## Exercise details
Pick every line with "Betsie" from the material below.

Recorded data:
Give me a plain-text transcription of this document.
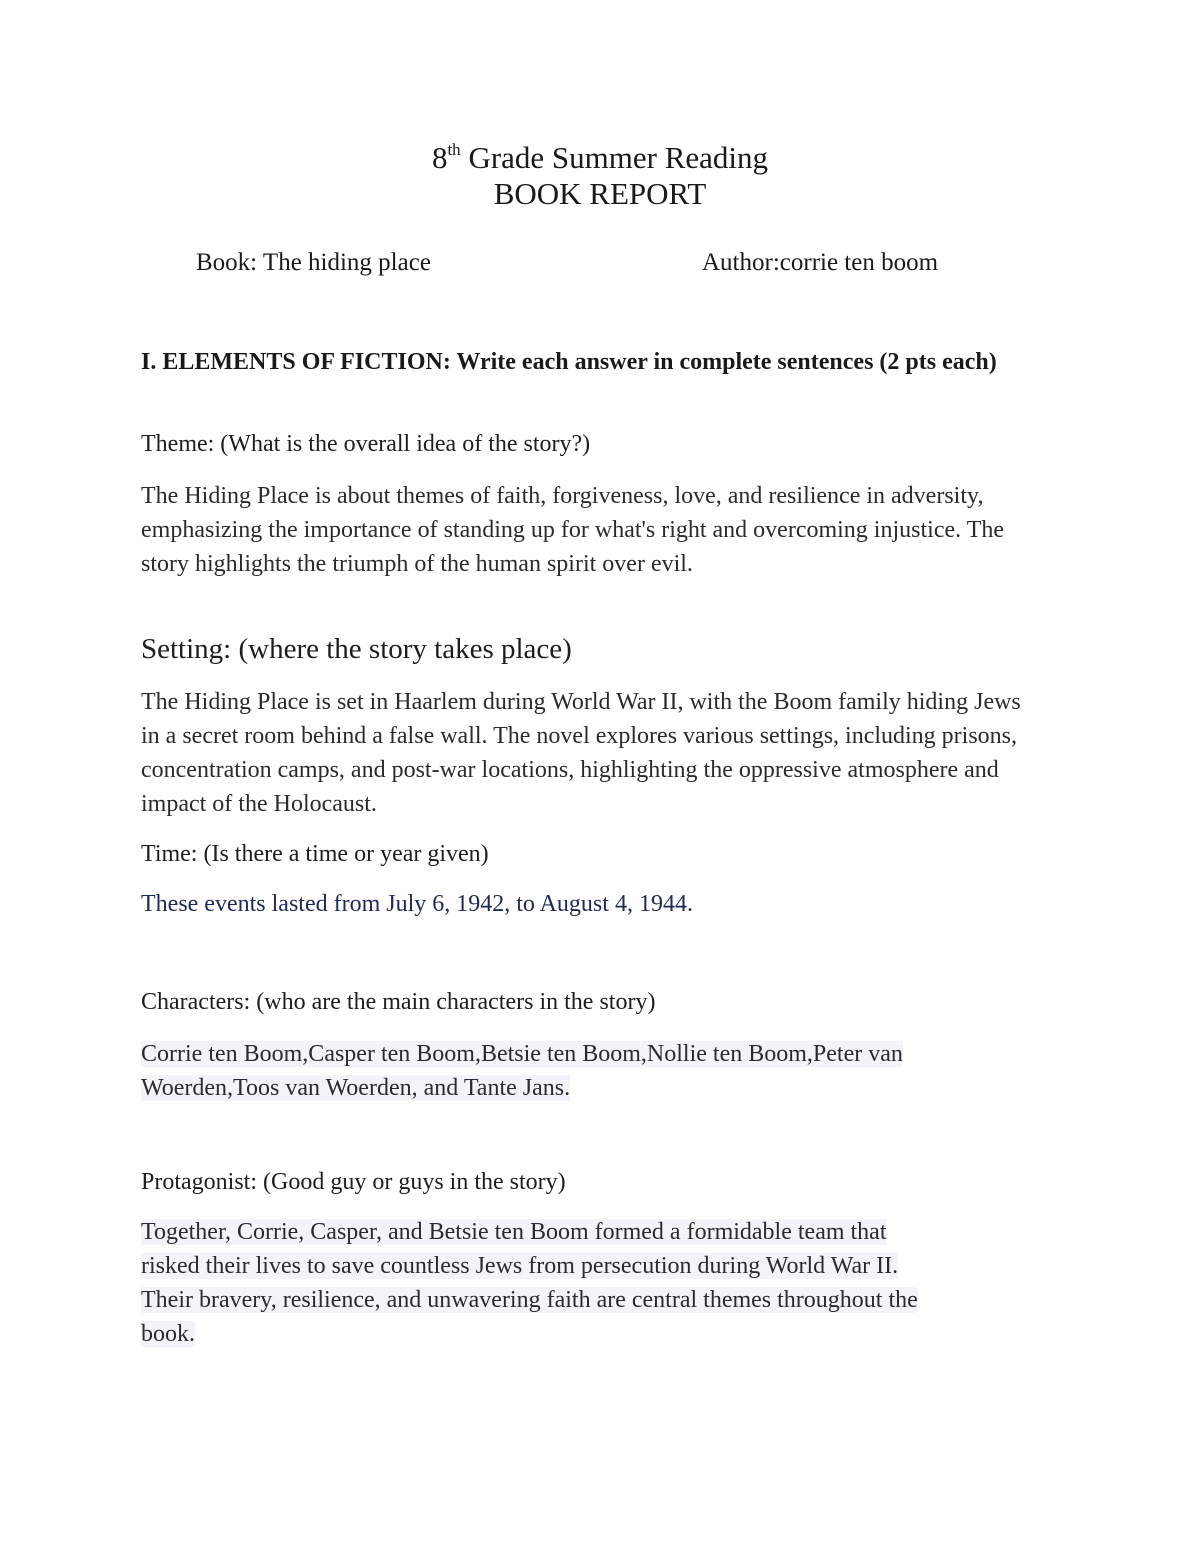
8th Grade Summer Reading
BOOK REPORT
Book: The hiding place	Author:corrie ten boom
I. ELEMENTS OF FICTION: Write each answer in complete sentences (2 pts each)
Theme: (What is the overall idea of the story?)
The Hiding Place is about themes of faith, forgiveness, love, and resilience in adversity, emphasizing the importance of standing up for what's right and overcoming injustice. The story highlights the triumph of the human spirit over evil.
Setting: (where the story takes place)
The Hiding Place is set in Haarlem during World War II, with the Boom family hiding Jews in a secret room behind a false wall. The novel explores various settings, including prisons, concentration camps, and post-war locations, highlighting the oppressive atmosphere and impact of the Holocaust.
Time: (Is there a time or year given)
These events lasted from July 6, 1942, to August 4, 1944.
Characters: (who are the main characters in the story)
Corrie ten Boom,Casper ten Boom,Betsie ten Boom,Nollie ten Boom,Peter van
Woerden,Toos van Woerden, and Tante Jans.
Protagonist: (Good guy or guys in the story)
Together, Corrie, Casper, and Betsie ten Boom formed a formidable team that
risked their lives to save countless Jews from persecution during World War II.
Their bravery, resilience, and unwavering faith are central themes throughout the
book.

## Result of this exercise
Corrie ten Boom,Casper ten Boom,Betsie ten Boom,Nollie ten Boom,Peter van
Together, Corrie, Casper, and Betsie ten Boom formed a formidable team that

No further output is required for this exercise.